* INFORMATION PROVIDED:
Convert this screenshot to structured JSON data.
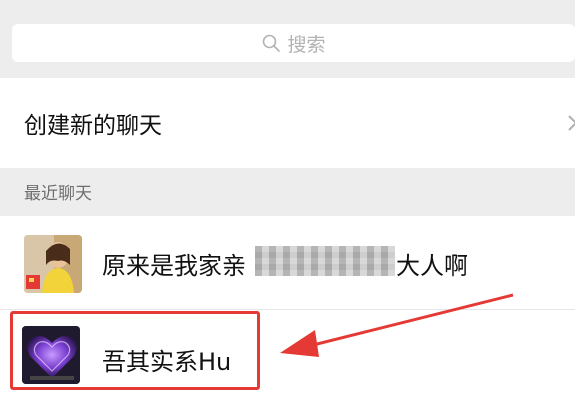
{
  "search": {
    "placeholder": "搜索",
    "icon": "search-icon"
  },
  "new_chat": {
    "label": "创建新的聊天",
    "chevron_icon": "chevron-right-icon"
  },
  "recent": {
    "header": "最近聊天"
  },
  "chats": [
    {
      "name_visible": "原来是我家亲",
      "name_end": "大人啊",
      "avatar": "photo-avatar",
      "name_obscured": true
    },
    {
      "name": "吾其实系Hu",
      "avatar": "purple-heart-avatar",
      "highlighted": true
    }
  ],
  "annotation": {
    "color": "#e53935",
    "type": "arrow-pointing-at-chat"
  }
}
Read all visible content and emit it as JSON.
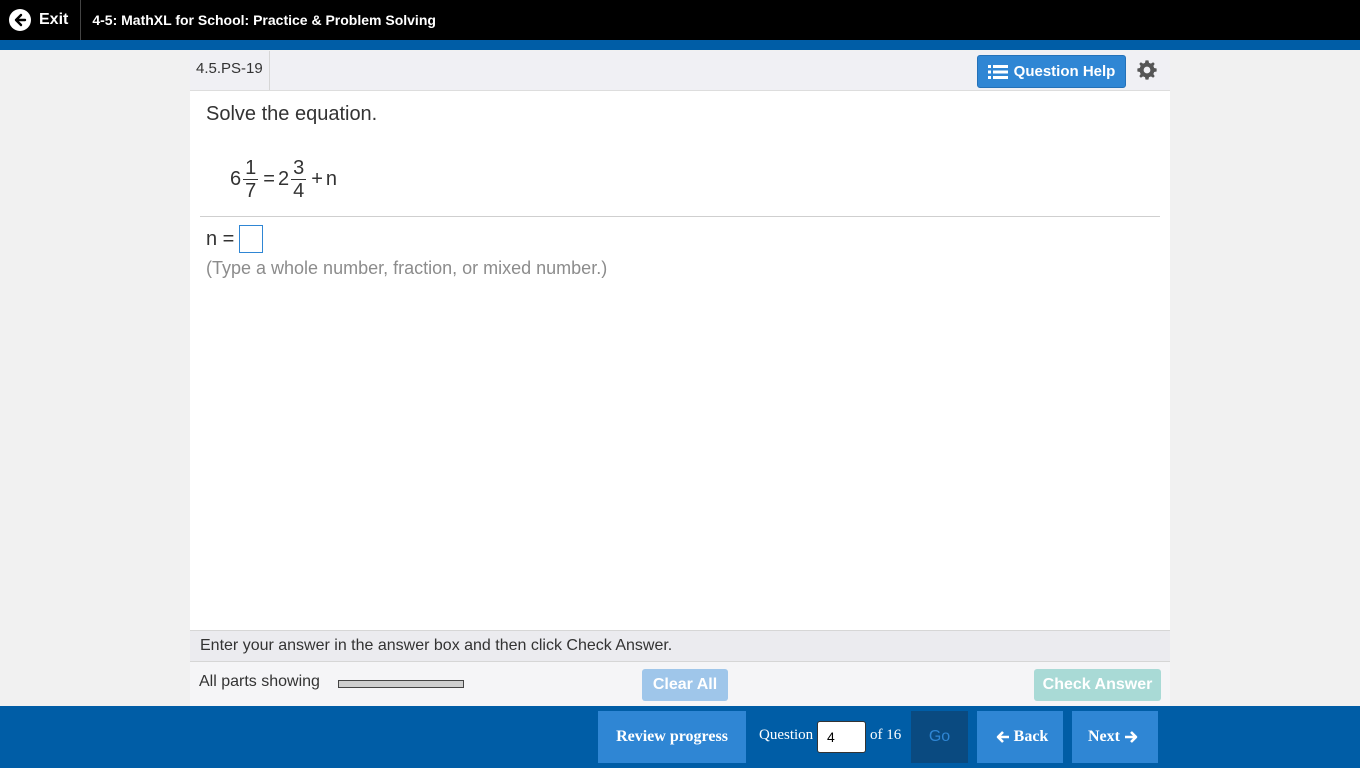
{
  "topbar": {
    "exit_label": "Exit",
    "title": "4-5: MathXL for School: Practice & Problem Solving"
  },
  "question": {
    "id": "4.5.PS-19",
    "help_label": "Question Help",
    "instruction": "Solve the equation.",
    "equation": {
      "left_whole": "6",
      "left_num": "1",
      "left_den": "7",
      "equals": "=",
      "right_whole": "2",
      "right_num": "3",
      "right_den": "4",
      "plus": "+",
      "variable": "n"
    },
    "answer_label": "n =",
    "answer_value": "",
    "hint": "(Type a whole number, fraction, or mixed number.)"
  },
  "status": {
    "message": "Enter your answer in the answer box and then click Check Answer."
  },
  "actions": {
    "parts_label": "All parts showing",
    "clear_label": "Clear All",
    "check_label": "Check Answer"
  },
  "nav": {
    "review_label": "Review progress",
    "question_label": "Question",
    "question_number": "4",
    "of_label": "of 16",
    "go_label": "Go",
    "back_label": "Back",
    "next_label": "Next"
  },
  "colors": {
    "accent": "#2f86d4",
    "nav_bar": "#005da6",
    "check_disabled": "#a9dad6",
    "clear_disabled": "#9fc6ea"
  }
}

* WHAT YOU SHOULD DO:
Show the lines of the records that contain the word "equation".

* SOLUTION FOR THIS PROBLEM:
    "instruction": "Solve the equation.",
    "equation": {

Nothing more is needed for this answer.